Print all records exactly, leaving nothing out.

•••

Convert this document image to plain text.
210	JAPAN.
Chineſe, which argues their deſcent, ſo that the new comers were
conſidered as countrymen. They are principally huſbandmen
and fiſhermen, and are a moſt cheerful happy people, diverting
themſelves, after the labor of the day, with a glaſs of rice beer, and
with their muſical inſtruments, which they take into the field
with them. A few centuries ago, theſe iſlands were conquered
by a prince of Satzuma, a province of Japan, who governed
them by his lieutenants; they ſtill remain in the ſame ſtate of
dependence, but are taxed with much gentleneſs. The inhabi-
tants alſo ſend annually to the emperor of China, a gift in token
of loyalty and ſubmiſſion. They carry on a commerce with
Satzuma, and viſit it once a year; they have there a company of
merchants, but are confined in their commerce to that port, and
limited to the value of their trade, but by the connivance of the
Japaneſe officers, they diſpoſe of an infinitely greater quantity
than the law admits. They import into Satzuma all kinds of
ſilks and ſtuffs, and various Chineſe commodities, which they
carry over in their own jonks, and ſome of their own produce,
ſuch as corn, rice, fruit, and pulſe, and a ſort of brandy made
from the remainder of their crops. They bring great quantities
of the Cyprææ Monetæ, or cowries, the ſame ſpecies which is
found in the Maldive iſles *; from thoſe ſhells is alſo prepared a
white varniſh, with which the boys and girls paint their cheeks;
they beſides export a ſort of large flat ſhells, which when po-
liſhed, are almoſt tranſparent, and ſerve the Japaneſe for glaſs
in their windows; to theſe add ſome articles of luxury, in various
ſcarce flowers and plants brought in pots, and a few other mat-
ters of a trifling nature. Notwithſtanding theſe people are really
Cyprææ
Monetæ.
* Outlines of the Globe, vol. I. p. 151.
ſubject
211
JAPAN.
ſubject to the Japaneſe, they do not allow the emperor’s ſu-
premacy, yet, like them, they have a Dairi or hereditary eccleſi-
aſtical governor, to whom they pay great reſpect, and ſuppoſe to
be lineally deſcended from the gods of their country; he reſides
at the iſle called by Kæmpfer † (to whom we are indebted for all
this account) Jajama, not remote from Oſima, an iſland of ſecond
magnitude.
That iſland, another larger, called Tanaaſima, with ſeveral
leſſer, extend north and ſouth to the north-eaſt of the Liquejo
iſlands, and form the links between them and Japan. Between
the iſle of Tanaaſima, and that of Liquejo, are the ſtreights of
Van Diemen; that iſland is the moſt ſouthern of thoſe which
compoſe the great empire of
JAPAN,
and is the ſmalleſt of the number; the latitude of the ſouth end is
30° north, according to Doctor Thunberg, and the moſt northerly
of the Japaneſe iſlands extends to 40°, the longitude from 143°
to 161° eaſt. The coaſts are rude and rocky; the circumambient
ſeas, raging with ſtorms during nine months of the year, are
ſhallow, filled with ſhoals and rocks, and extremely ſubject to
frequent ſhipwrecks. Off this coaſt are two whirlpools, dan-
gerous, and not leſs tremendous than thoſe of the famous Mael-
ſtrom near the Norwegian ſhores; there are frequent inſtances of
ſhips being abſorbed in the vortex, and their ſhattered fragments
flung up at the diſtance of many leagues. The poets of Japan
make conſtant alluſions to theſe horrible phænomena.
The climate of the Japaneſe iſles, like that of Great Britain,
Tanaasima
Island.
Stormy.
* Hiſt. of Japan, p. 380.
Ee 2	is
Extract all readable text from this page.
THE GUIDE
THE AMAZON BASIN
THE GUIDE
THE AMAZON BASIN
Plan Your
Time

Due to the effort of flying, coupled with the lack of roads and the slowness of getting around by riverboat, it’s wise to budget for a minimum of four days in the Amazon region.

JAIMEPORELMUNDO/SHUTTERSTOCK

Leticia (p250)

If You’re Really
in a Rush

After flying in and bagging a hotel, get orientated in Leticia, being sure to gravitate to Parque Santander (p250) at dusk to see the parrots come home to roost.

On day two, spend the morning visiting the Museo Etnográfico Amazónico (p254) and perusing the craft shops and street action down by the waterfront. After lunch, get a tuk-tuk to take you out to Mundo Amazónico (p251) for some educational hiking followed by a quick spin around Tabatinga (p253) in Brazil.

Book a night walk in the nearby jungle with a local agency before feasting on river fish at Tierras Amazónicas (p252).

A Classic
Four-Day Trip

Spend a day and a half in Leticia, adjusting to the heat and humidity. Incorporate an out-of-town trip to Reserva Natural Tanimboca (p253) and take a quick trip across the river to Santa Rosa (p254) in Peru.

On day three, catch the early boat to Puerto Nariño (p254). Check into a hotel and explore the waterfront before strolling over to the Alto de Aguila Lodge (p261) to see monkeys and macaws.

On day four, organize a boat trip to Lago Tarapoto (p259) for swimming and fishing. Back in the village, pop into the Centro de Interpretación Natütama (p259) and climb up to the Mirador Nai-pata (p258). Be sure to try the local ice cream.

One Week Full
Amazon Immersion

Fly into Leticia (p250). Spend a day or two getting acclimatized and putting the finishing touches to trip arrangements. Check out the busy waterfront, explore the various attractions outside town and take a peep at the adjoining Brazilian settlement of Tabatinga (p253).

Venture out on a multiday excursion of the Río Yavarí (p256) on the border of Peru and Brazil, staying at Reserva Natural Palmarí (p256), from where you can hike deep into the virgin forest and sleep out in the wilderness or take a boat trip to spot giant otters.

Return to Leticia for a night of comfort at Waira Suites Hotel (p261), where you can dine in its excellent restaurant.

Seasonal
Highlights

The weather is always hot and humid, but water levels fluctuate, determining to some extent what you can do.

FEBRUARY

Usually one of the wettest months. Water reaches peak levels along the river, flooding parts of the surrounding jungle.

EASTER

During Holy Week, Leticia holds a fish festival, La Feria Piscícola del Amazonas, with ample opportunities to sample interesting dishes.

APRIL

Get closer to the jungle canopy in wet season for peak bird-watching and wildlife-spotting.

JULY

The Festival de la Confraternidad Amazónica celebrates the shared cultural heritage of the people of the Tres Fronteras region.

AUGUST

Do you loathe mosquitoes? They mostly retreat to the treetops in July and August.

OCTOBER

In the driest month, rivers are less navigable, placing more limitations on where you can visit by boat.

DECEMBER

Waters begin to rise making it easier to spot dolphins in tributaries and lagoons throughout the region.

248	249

•••

- [Solution below]:
Convert this document image to plain text.
210	JAPAN.
Chineſe, which argues their deſcent, ſo that the new comers were
conſidered as countrymen. They are principally huſbandmen
and fiſhermen, and are a moſt cheerful happy people, diverting
themſelves, after the labor of the day, with a glaſs of rice beer, and
with their muſical inſtruments, which they take into the field
with them. A few centuries ago, theſe iſlands were conquered
by a prince of Satzuma, a province of Japan, who governed
them by his lieutenants; they ſtill remain in the ſame ſtate of
dependence, but are taxed with much gentleneſs. The inhabi-
tants alſo ſend annually to the emperor of China, a gift in token
of loyalty and ſubmiſſion. They carry on a commerce with
Satzuma, and viſit it once a year; they have there a company of
merchants, but are confined in their commerce to that port, and
limited to the value of their trade, but by the connivance of the
Japaneſe officers, they diſpoſe of an infinitely greater quantity
than the law admits. They import into Satzuma all kinds of
ſilks and ſtuffs, and various Chineſe commodities, which they
carry over in their own jonks, and ſome of their own produce,
ſuch as corn, rice, fruit, and pulſe, and a ſort of brandy made
from the remainder of their crops. They bring great quantities
of the Cyprææ Monetæ, or cowries, the ſame ſpecies which is
found in the Maldive iſles *; from thoſe ſhells is alſo prepared a
white varniſh, with which the boys and girls paint their cheeks;
they beſides export a ſort of large flat ſhells, which when po-
liſhed, are almoſt tranſparent, and ſerve the Japaneſe for glaſs
in their windows; to theſe add ſome articles of luxury, in various
ſcarce flowers and plants brought in pots, and a few other mat-
ters of a trifling nature. Notwithſtanding theſe people are really
Cyprææ
Monetæ.
* Outlines of the Globe, vol. I. p. 151.
ſubject
211
JAPAN.
ſubject to the Japaneſe, they do not allow the emperor’s ſu-
premacy, yet, like them, they have a Dairi or hereditary eccleſi-
aſtical governor, to whom they pay great reſpect, and ſuppoſe to
be lineally deſcended from the gods of their country; he reſides
at the iſle called by Kæmpfer † (to whom we are indebted for all
this account) Jajama, not remote from Oſima, an iſland of ſecond
magnitude.
That iſland, another larger, called Tanaaſima, with ſeveral
leſſer, extend north and ſouth to the north-eaſt of the Liquejo
iſlands, and form the links between them and Japan. Between
the iſle of Tanaaſima, and that of Liquejo, are the ſtreights of
Van Diemen; that iſland is the moſt ſouthern of thoſe which
compoſe the great empire of
JAPAN,
and is the ſmalleſt of the number; the latitude of the ſouth end is
30° north, according to Doctor Thunberg, and the moſt northerly
of the Japaneſe iſlands extends to 40°, the longitude from 143°
to 161° eaſt. The coaſts are rude and rocky; the circumambient
ſeas, raging with ſtorms during nine months of the year, are
ſhallow, filled with ſhoals and rocks, and extremely ſubject to
frequent ſhipwrecks. Off this coaſt are two whirlpools, dan-
gerous, and not leſs tremendous than thoſe of the famous Mael-
ſtrom near the Norwegian ſhores; there are frequent inſtances of
ſhips being abſorbed in the vortex, and their ſhattered fragments
flung up at the diſtance of many leagues. The poets of Japan
make conſtant alluſions to theſe horrible phænomena.
The climate of the Japaneſe iſles, like that of Great Britain,
Tanaasima
Island.
Stormy.
* Hiſt. of Japan, p. 380.
Ee 2	is
Extract all readable text from this page.
THE GUIDE
THE AMAZON BASIN
THE GUIDE
THE AMAZON BASIN
Plan Your
Time

Due to the effort of flying, coupled with the lack of roads and the slowness of getting around by riverboat, it’s wise to budget for a minimum of four days in the Amazon region.

JAIMEPORELMUNDO/SHUTTERSTOCK

Leticia (p250)

If You’re Really
in a Rush

After flying in and bagging a hotel, get orientated in Leticia, being sure to gravitate to Parque Santander (p250) at dusk to see the parrots come home to roost.

On day two, spend the morning visiting the Museo Etnográfico Amazónico (p254) and perusing the craft shops and street action down by the waterfront. After lunch, get a tuk-tuk to take you out to Mundo Amazónico (p251) for some educational hiking followed by a quick spin around Tabatinga (p253) in Brazil.

Book a night walk in the nearby jungle with a local agency before feasting on river fish at Tierras Amazónicas (p252).

A Classic
Four-Day Trip

Spend a day and a half in Leticia, adjusting to the heat and humidity. Incorporate an out-of-town trip to Reserva Natural Tanimboca (p253) and take a quick trip across the river to Santa Rosa (p254) in Peru.

On day three, catch the early boat to Puerto Nariño (p254). Check into a hotel and explore the waterfront before strolling over to the Alto de Aguila Lodge (p261) to see monkeys and macaws.

On day four, organize a boat trip to Lago Tarapoto (p259) for swimming and fishing. Back in the village, pop into the Centro de Interpretación Natütama (p259) and climb up to the Mirador Nai-pata (p258). Be sure to try the local ice cream.

One Week Full
Amazon Immersion

Fly into Leticia (p250). Spend a day or two getting acclimatized and putting the finishing touches to trip arrangements. Check out the busy waterfront, explore the various attractions outside town and take a peep at the adjoining Brazilian settlement of Tabatinga (p253).

Venture out on a multiday excursion of the Río Yavarí (p256) on the border of Peru and Brazil, staying at Reserva Natural Palmarí (p256), from where you can hike deep into the virgin forest and sleep out in the wilderness or take a boat trip to spot giant otters.

Return to Leticia for a night of comfort at Waira Suites Hotel (p261), where you can dine in its excellent restaurant.

Seasonal
Highlights

The weather is always hot and humid, but water levels fluctuate, determining to some extent what you can do.

FEBRUARY

Usually one of the wettest months. Water reaches peak levels along the river, flooding parts of the surrounding jungle.

EASTER

During Holy Week, Leticia holds a fish festival, La Feria Piscícola del Amazonas, with ample opportunities to sample interesting dishes.

APRIL

Get closer to the jungle canopy in wet season for peak bird-watching and wildlife-spotting.

JULY

The Festival de la Confraternidad Amazónica celebrates the shared cultural heritage of the people of the Tres Fronteras region.

AUGUST

Do you loathe mosquitoes? They mostly retreat to the treetops in July and August.

OCTOBER

In the driest month, rivers are less navigable, placing more limitations on where you can visit by boat.

DECEMBER

Waters begin to rise making it easier to spot dolphins in tributaries and lagoons throughout the region.

248	249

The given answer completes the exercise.